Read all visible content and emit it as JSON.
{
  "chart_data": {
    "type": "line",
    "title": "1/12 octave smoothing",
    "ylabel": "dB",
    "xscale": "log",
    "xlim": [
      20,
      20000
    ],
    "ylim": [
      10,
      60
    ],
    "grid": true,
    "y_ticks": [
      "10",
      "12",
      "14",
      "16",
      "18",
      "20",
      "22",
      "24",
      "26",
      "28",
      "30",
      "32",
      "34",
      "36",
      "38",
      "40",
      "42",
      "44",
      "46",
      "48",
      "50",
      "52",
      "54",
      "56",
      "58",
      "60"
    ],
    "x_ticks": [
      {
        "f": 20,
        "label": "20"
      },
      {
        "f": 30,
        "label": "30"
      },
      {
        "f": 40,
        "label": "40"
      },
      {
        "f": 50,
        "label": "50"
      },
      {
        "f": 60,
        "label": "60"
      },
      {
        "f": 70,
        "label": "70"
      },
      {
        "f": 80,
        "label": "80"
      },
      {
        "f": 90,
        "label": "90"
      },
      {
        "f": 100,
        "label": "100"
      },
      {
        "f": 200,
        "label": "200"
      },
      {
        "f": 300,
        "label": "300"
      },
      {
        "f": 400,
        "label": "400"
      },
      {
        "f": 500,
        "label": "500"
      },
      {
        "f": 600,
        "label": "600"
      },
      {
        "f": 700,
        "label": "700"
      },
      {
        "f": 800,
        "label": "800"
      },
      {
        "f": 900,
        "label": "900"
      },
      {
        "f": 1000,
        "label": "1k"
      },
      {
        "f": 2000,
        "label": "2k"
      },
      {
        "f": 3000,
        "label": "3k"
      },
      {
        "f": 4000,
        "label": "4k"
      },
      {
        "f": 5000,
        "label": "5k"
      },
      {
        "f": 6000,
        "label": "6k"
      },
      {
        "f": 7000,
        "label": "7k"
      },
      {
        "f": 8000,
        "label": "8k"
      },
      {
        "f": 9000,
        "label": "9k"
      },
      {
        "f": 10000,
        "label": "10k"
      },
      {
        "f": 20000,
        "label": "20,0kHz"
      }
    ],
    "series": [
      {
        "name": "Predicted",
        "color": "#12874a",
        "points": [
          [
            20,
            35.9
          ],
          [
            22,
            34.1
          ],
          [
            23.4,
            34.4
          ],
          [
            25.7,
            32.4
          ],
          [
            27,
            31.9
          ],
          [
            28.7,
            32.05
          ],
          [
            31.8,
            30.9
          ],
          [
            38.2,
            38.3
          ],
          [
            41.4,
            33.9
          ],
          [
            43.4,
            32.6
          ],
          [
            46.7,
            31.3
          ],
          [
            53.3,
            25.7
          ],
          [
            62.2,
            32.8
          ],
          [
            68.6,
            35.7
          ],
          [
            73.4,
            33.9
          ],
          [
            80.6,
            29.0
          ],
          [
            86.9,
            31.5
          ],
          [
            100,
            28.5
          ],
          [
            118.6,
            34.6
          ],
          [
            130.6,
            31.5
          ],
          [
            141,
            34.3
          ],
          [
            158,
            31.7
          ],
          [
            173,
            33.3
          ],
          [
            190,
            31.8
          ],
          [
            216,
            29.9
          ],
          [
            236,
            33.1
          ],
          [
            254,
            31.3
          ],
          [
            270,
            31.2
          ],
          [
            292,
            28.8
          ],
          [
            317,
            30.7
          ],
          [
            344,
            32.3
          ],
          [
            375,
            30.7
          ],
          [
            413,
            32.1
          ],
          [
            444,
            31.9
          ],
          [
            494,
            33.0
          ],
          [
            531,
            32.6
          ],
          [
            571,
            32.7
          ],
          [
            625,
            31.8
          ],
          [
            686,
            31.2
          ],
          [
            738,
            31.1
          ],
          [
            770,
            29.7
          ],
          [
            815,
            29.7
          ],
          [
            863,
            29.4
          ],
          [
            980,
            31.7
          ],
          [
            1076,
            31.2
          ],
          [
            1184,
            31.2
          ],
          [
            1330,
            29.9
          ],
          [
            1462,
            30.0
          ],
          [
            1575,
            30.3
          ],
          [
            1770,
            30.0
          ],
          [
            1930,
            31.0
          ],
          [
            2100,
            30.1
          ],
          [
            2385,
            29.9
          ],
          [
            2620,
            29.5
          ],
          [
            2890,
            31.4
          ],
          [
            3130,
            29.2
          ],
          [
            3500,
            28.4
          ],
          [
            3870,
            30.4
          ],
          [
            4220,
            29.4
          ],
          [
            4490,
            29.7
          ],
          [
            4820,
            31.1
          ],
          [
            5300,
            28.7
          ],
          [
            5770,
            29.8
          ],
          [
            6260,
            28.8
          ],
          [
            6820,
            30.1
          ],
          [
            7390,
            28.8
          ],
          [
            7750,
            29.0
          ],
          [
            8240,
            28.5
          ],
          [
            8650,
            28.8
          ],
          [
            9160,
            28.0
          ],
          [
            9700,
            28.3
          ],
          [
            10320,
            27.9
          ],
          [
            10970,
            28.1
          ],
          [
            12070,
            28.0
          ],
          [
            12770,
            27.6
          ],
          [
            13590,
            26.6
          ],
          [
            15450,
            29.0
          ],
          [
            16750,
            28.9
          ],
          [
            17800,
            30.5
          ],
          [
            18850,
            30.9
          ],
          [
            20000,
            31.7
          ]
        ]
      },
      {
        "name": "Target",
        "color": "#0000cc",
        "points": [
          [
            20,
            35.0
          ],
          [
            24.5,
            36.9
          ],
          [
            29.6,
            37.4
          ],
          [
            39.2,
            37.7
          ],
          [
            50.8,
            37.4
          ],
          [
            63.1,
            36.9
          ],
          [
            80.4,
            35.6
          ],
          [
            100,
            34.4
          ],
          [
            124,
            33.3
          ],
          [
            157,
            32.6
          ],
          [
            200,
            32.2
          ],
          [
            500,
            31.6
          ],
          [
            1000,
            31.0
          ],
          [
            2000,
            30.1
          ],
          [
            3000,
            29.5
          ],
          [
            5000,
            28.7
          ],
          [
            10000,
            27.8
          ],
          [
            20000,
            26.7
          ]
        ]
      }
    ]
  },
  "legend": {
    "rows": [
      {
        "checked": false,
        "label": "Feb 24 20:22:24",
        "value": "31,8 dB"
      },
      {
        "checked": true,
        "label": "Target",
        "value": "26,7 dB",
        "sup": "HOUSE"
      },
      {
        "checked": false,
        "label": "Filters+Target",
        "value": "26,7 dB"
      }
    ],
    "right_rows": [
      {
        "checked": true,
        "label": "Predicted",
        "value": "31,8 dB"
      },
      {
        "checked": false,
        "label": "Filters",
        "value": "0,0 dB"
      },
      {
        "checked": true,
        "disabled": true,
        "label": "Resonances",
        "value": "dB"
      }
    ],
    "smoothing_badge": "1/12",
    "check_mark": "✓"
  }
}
━━━━━━
- [WORK TO DO]: Copy out each line of the records where the string "Filters" appears.

- [RESPONSE FOR THIS EXERCISE]:
        "label": "Filters+Target",
        "label": "Filters",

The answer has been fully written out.